---------- TEXT BLOCK

1/17/10: Ha Long Bay, Vietnam
Today we woke up early to go look at rocks on a boat whose name ended in “Junk,” with the knowledge that there was a very good chance we would get scammed.
Today was one of the best days of our entire trip.
Our destination was Ha Long Bay, an area off the east coast of Vietnam that consists of 1,969 rock formations peaking out of the water. In online reviews of the excursion into the “bay of the descending dragon” it was clear that the odds of choosing an enjoyable budget-friendly cruise were about the same as the odds a Jamaican bobsled team would make the 1988 Olympics (a foreboding metaphor). Unfortunately our budget wouldn’t allow for anything more than a lower end option. If we wound up on a cockroach infested boat with no real beds and a captain out of Pirates of the Caribbean we’d just have to make the most of it.
The 11 of us risk-takers arrived at the harbor just before noon and were shuffled into a boat the size of my bathroom while our guide, Son, asked us what we thought of the Marguerite Junk. Fortunately it didn’t take long to realize Son enjoyed a mediocre joke from time to time. (His favorite: when the sun disappeared behind the rocks he would ask anyone in earshot, “Where did the sun go?” After a few seconds he get a big smile on his face and point to himself laughing, “I’m right here!”) We were simply being shuttled to the majestic Marguerite Junk, perhaps the best-looking boat in entire bay.

--------------------
---------- PROVIDED MATERIAL

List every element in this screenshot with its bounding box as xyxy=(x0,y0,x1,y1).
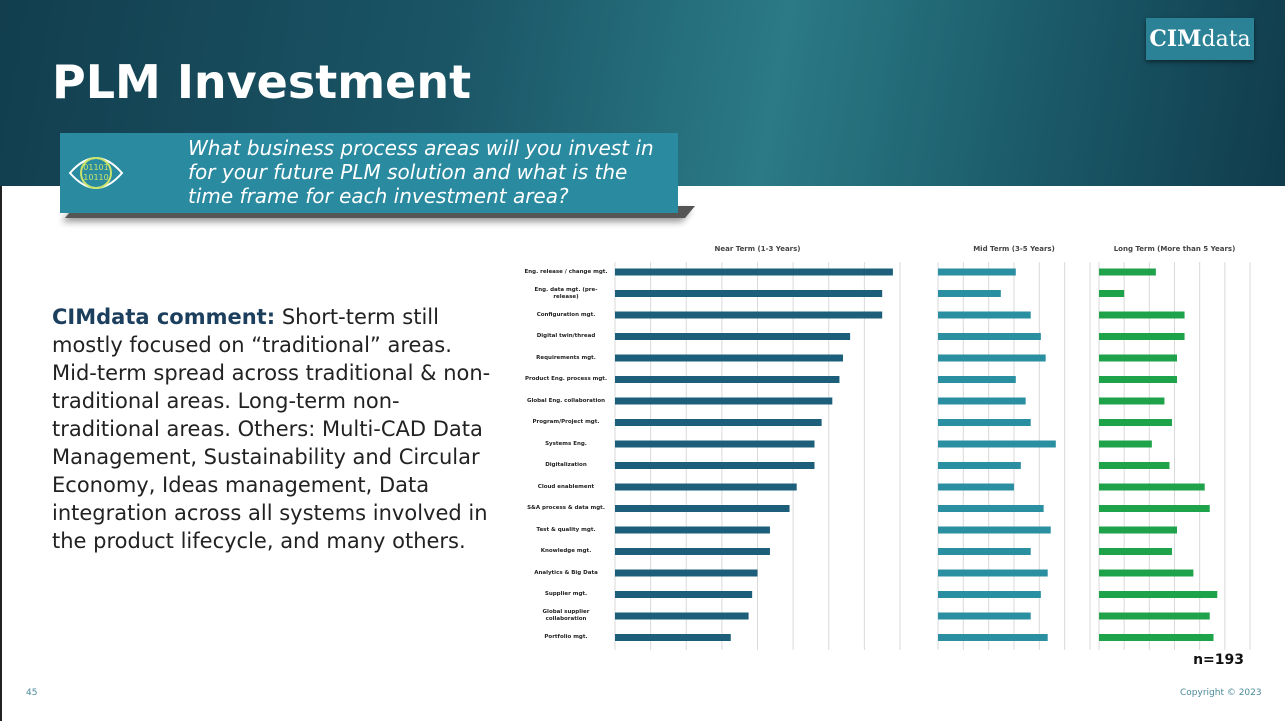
border xyxy=(0,186,2,721)
category-label: Global supplier collaboration xyxy=(542,609,590,622)
category-label: Analytics & Big Data xyxy=(534,569,598,576)
bar xyxy=(938,376,1016,383)
bar xyxy=(938,333,1041,340)
category-label: Configuration mgt. xyxy=(536,311,596,318)
bar xyxy=(1099,548,1172,555)
bar xyxy=(615,634,731,641)
bar xyxy=(615,311,883,319)
bar xyxy=(938,526,1051,534)
bar xyxy=(938,354,1046,362)
bar xyxy=(1099,333,1185,340)
bar xyxy=(615,612,749,620)
category-label: Supplier mgt. xyxy=(544,591,588,597)
category-label: Eng. release / change mgt. xyxy=(524,268,608,275)
category-label: Cloud enablement xyxy=(537,483,595,490)
bar xyxy=(938,548,1031,555)
bar xyxy=(615,462,815,469)
bar xyxy=(615,333,851,340)
category-label: Product Eng. process mgt. xyxy=(524,376,608,382)
category-label: Test & quality mgt. xyxy=(536,526,596,533)
panel-title: Long Term (More than 5 Years) xyxy=(1114,245,1236,253)
question: What business process areas will you inv… xyxy=(188,136,654,208)
sample-size: n=193 xyxy=(1193,652,1244,668)
bar xyxy=(938,397,1026,405)
bar xyxy=(938,569,1048,577)
category-label: Program/Project mgt. xyxy=(532,419,600,425)
copyright: Copyright © 2023 xyxy=(1180,688,1262,698)
icon-text: 10110 xyxy=(83,173,108,182)
bar xyxy=(1099,591,1218,598)
bar xyxy=(938,483,1014,491)
bar xyxy=(615,548,770,555)
bar xyxy=(615,419,822,426)
bar xyxy=(615,483,797,491)
bar xyxy=(615,397,833,405)
category-label: Eng. data mgt. (pre-release) xyxy=(534,286,598,300)
bar xyxy=(938,290,1001,297)
bar xyxy=(1099,268,1156,276)
bar xyxy=(938,462,1021,469)
bar xyxy=(615,268,893,276)
slide-title: PLM Investment xyxy=(52,55,472,109)
bar xyxy=(615,591,753,598)
category-label: Knowledge mgt. xyxy=(540,548,592,554)
bar xyxy=(938,419,1031,426)
bar xyxy=(1099,526,1178,534)
bar xyxy=(938,268,1016,276)
bar xyxy=(615,505,790,512)
category-label: Digitalization xyxy=(545,462,587,468)
bar xyxy=(938,634,1048,641)
bar xyxy=(938,612,1031,620)
bar xyxy=(1099,483,1205,491)
icon-text: 01101 xyxy=(83,163,108,172)
category-label: Systems Eng. xyxy=(545,440,587,447)
bar xyxy=(1099,569,1194,577)
logo-bold: CIM xyxy=(1149,26,1202,52)
bar xyxy=(1099,634,1214,641)
category-label: S&A process & data mgt. xyxy=(527,505,605,511)
bar xyxy=(615,290,883,297)
panel-title: Mid Term (3-5 Years) xyxy=(973,245,1055,253)
bar xyxy=(615,354,843,362)
bar xyxy=(1099,462,1170,469)
bar xyxy=(615,569,758,577)
bar xyxy=(615,376,840,383)
bar xyxy=(1099,376,1178,383)
comment: CIMdata comment: Short-term still mostly… xyxy=(52,303,492,555)
category-label: Digital twin/thread xyxy=(536,333,596,339)
bar xyxy=(615,526,770,534)
eye-icon: 01101 10110 xyxy=(68,157,124,189)
bar xyxy=(1099,397,1165,405)
bar xyxy=(938,591,1041,598)
category-label: Requirements mgt. xyxy=(536,354,596,361)
bar xyxy=(1099,505,1210,512)
page-number: 45 xyxy=(26,688,38,698)
bar xyxy=(1099,354,1178,362)
bar xyxy=(1099,440,1152,448)
logo: CIMdata xyxy=(1146,18,1254,60)
bar xyxy=(938,311,1031,319)
bar xyxy=(1099,612,1210,620)
bar xyxy=(938,505,1044,512)
comment-text: Short-term still mostly focused on “trad… xyxy=(52,305,491,553)
bar xyxy=(1099,290,1125,297)
panel-title: Near Term (1-3 Years) xyxy=(715,245,801,253)
question-box: 01101 10110 What business process areas … xyxy=(60,133,678,213)
category-label: Portfolio mgt. xyxy=(544,634,588,640)
bar xyxy=(615,440,815,448)
comment-lead: CIMdata comment: xyxy=(52,305,276,329)
bar xyxy=(1099,419,1172,426)
bar xyxy=(938,440,1056,448)
logo-rest: data xyxy=(1201,27,1251,52)
bar xyxy=(1099,311,1185,319)
category-label: Global Eng. collaboration xyxy=(526,397,606,404)
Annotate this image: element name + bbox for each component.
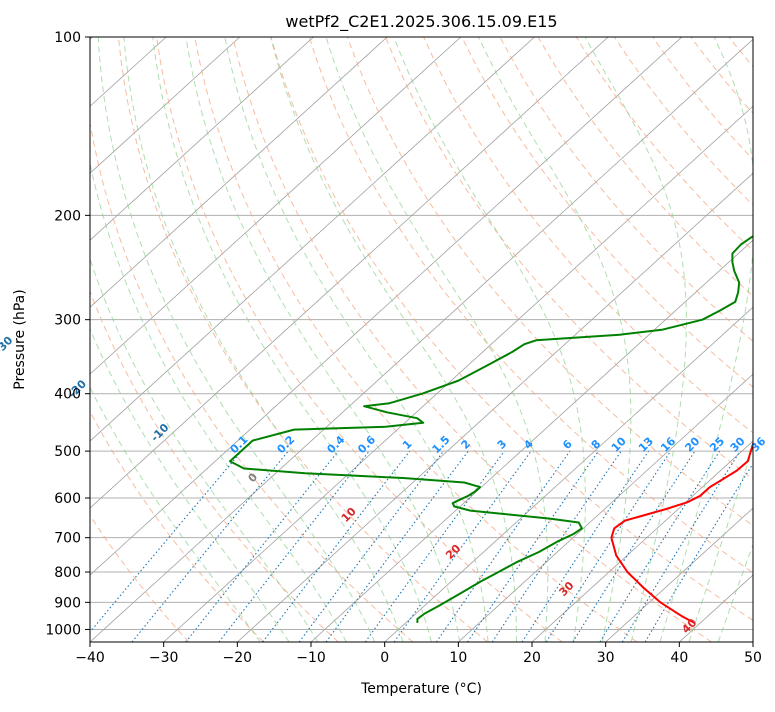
- mixing-ratio-label: 25: [707, 435, 727, 455]
- moist-adiabat-line: [54, 37, 318, 642]
- dry-adiabat-line: [767, 37, 775, 642]
- dry-adiabat-label: 30: [557, 579, 577, 599]
- moist-adiabat-line: [660, 37, 755, 642]
- mixing-ratio-label: 1.5: [430, 433, 453, 456]
- mixing-ratio-line: [326, 451, 468, 642]
- dry-adiabat-line: [576, 37, 775, 642]
- y-tick-label: 100: [54, 30, 81, 46]
- dry-adiabat-line: [118, 37, 487, 642]
- moist-adiabat-line: [326, 37, 548, 642]
- mixing-ratio-line: [468, 451, 599, 642]
- mixing-ratio-label: 6: [560, 437, 575, 452]
- mixing-ratio-line: [645, 451, 761, 642]
- y-tick-label: 700: [54, 531, 81, 547]
- dry-adiabat-line: [729, 37, 775, 642]
- x-tick-label: −30: [149, 650, 179, 666]
- y-tick-label: 600: [54, 491, 81, 507]
- background-lines: [0, 37, 775, 642]
- mixing-ratio-label: 0.2: [274, 433, 297, 456]
- isotherm-line: [0, 37, 387, 642]
- y-tick-label: 500: [54, 444, 81, 460]
- dry-adiabat-line: [271, 37, 775, 642]
- mixing-ratio-line: [186, 451, 339, 642]
- moist-adiabat-line: [186, 37, 460, 642]
- y-tick-label: 400: [54, 387, 81, 403]
- mixing-ratio-line: [492, 451, 621, 642]
- isotherm-line: [0, 37, 461, 642]
- isotherm-line: [16, 37, 682, 642]
- x-axis-title: Temperature (°C): [360, 681, 482, 697]
- x-tick-label: 50: [744, 650, 762, 666]
- y-tick-label: 200: [54, 208, 81, 224]
- mixing-ratio-label: 2: [459, 437, 474, 452]
- mixing-ratio-line: [546, 451, 670, 642]
- x-tick-label: −10: [296, 650, 326, 666]
- mixing-ratio-label: 0.6: [355, 433, 378, 456]
- y-tick-label: 1000: [45, 622, 81, 638]
- x-tick-label: 30: [597, 650, 615, 666]
- isotherm-line: [679, 37, 775, 642]
- isotherm-line: [237, 37, 775, 642]
- dry-adiabat-line: [538, 37, 775, 642]
- moist-adiabat-line: [34, 37, 289, 642]
- isotherm-line: [0, 37, 240, 642]
- dry-adiabat-label: 0: [246, 470, 261, 485]
- dry-adiabat-line: [653, 37, 775, 642]
- dry-adiabat-line: [4, 37, 264, 642]
- y-tick-label: 800: [54, 565, 81, 581]
- x-tick-label: −20: [223, 650, 253, 666]
- y-tick-label: 300: [54, 313, 81, 329]
- x-tick-label: 40: [670, 650, 688, 666]
- dry-adiabat-label: -10: [148, 421, 171, 444]
- mixing-ratio-label: 1: [400, 437, 415, 452]
- mixing-ratio-line: [132, 451, 288, 642]
- isotherm-line: [532, 37, 775, 642]
- mixing-ratio-line: [219, 451, 369, 642]
- mixing-ratio-label: 0.4: [324, 433, 347, 456]
- isotherm-line: [0, 37, 314, 642]
- isotherm-line: [606, 37, 775, 642]
- x-tick-label: 20: [523, 650, 541, 666]
- chart-title: wetPf2_C2E1.2025.306.15.09.E15: [285, 12, 557, 32]
- mixing-ratio-line: [263, 451, 410, 642]
- dry-adiabat-line: [691, 37, 775, 642]
- y-tick-label: 900: [54, 595, 81, 611]
- x-tick-label: −40: [75, 650, 105, 666]
- mixing-ratio-label: 13: [636, 435, 656, 455]
- isotherm-line: [385, 37, 775, 642]
- mixing-ratio-label: 3: [495, 437, 510, 452]
- isotherm-line: [0, 37, 608, 642]
- y-axis-title: Pressure (hPa): [12, 289, 28, 389]
- isotherm-line: [458, 37, 775, 642]
- dry-adiabat-line: [80, 37, 413, 642]
- moist-adiabat-line: [585, 37, 686, 642]
- moist-adiabat-line: [153, 37, 432, 642]
- isotherm-line: [90, 37, 756, 642]
- temperature-profile-line: [611, 37, 775, 623]
- isotherm-line: [753, 37, 775, 642]
- x-tick-label: 0: [380, 650, 389, 666]
- mixing-ratio-line: [600, 451, 720, 642]
- mixing-ratio-line: [82, 451, 242, 642]
- moist-adiabat-line: [689, 37, 775, 642]
- moist-adiabat-line: [718, 37, 775, 642]
- x-tick-label: 10: [449, 650, 467, 666]
- mixing-ratio-label: 8: [589, 437, 604, 452]
- mixing-ratio-label: 0.1: [228, 433, 251, 456]
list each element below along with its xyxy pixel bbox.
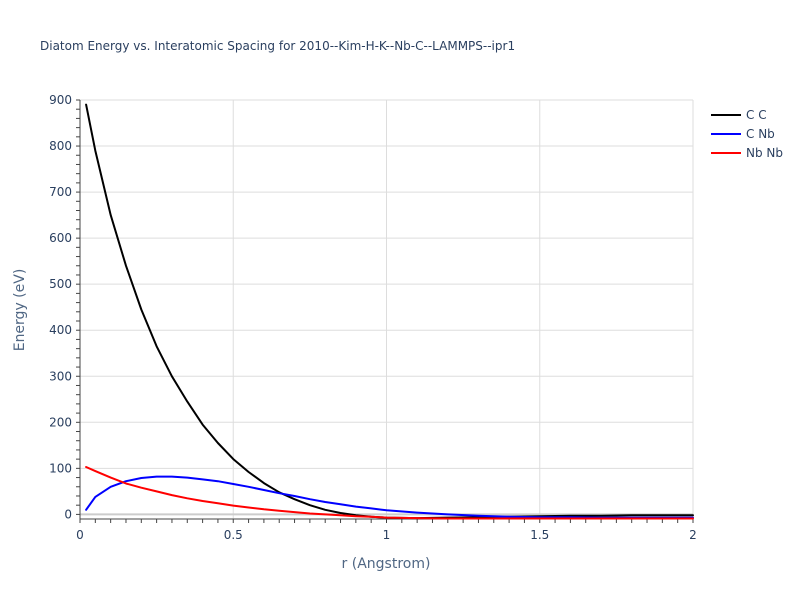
series-line-c-c [85, 103, 694, 520]
legend-item[interactable]: C Nb [711, 127, 775, 141]
grid-lines [80, 99, 694, 519]
legend-item[interactable]: C C [711, 108, 767, 122]
axes: 0 0.5 1 1.5 2 0 100 200 300 400 500 600 700 800 900 [49, 93, 697, 542]
legend-label: C Nb [746, 127, 775, 141]
y-tick-label: 500 [49, 277, 72, 291]
legend-item[interactable]: Nb Nb [711, 146, 783, 160]
x-tick-label: 0 [76, 528, 84, 542]
legend-label: Nb Nb [746, 146, 783, 160]
x-tick-label: 1.5 [530, 528, 549, 542]
plot-area [85, 103, 694, 520]
series-line-nb-nb [85, 466, 694, 520]
legend-label: C C [746, 108, 767, 122]
y-tick-label: 0 [64, 507, 72, 521]
y-tick-label: 700 [49, 185, 72, 199]
legend[interactable]: C C C Nb Nb Nb [711, 108, 783, 160]
y-tick-label: 900 [49, 93, 72, 107]
series-line-c-nb [85, 475, 694, 519]
y-tick-label: 200 [49, 415, 72, 429]
x-tick-label: 0.5 [224, 528, 243, 542]
x-tick-label: 1 [383, 528, 391, 542]
y-axis-title: Energy (eV) [12, 269, 28, 352]
y-tick-label: 300 [49, 369, 72, 383]
y-tick-label: 400 [49, 323, 72, 337]
y-tick-label: 800 [49, 139, 72, 153]
chart-title: Diatom Energy vs. Interatomic Spacing fo… [40, 39, 515, 53]
x-axis-title: r (Angstrom) [342, 556, 431, 572]
y-tick-label: 100 [49, 461, 72, 475]
x-tick-label: 2 [689, 528, 697, 542]
y-tick-label: 600 [49, 231, 72, 245]
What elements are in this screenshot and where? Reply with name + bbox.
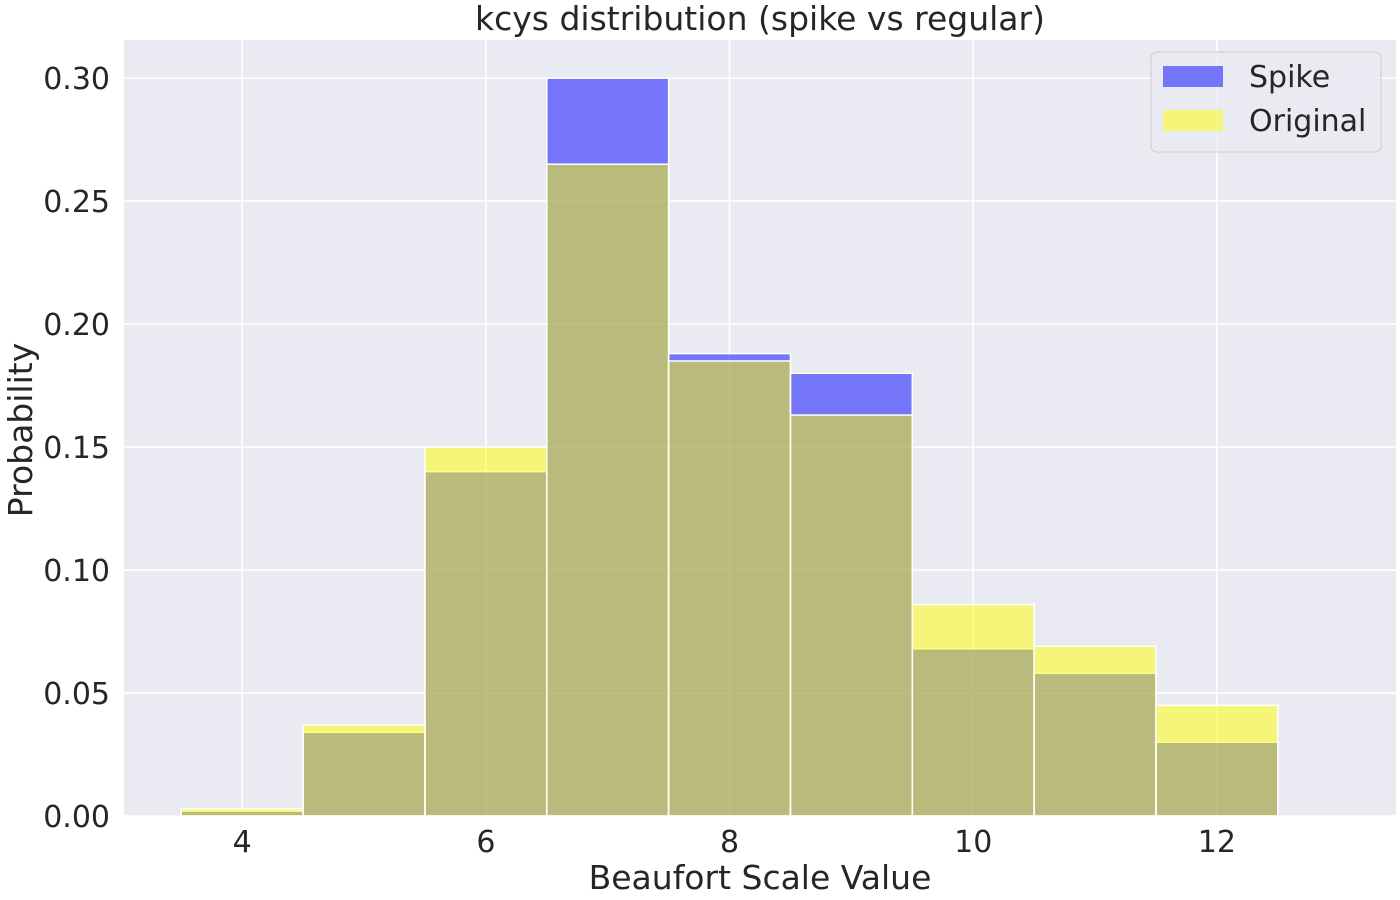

--------------------

OBJECTIVES:
a: According to the Ha Long Bay entry, how many rock formations rise out of the water in the bay?
b: Extend the Ha Long Bay entry, picking up right after its final sentence.

ANSWERS PROVIDED:
a: 1,969

b:
We were greeted by warm towels, a clean room (complete with hot shower, DVD player, A/C and decorative pillows) and then a lunch fit for a lesser-known king. I would have said a regular king, but the nine or so courses of this meal paled in comparison to the upcoming dinner.
After a bit of relaxing, we then explored Sung Sot cave (“Surprising cave” in English), a massive hollow discovered by the French in 1923 (I was paying attention Son!). Although we’re still not sure what was so surprising about it (other than the group of cool American 20-somethings ignoring all signs and climbing over whatever rocks and crevices they could get their hands on – wait, that’s not surprising at all), it was quite impressive.
Although I hate doing play-by-plays of our day, this post has entered that realm and there’s no turning back now. From the cave we went kayaking through the rocks. Because we looked so powerful, Zhou and I were given paddles with massive chunks missing and a boat with a hole in the front. Despite this disadvantage and the fact that I refused to paddle most of the time while I took pictures, Zhou kept us within shouting distance of the group the entire time.
Our muscles aching from the kayaking and picture-taking, we gorged on the aforementioned dinner that included the best crab cakes I have ever eaten. (Two notes: (1) I have never had crab cakes before but Zhou won’t allow them as a new food since supposedly “they’re just made of crab” and (2) I know that fact ruins the the earlier superlative, so I’ll go as far to say they were probably the best seafood I have ever tasted.)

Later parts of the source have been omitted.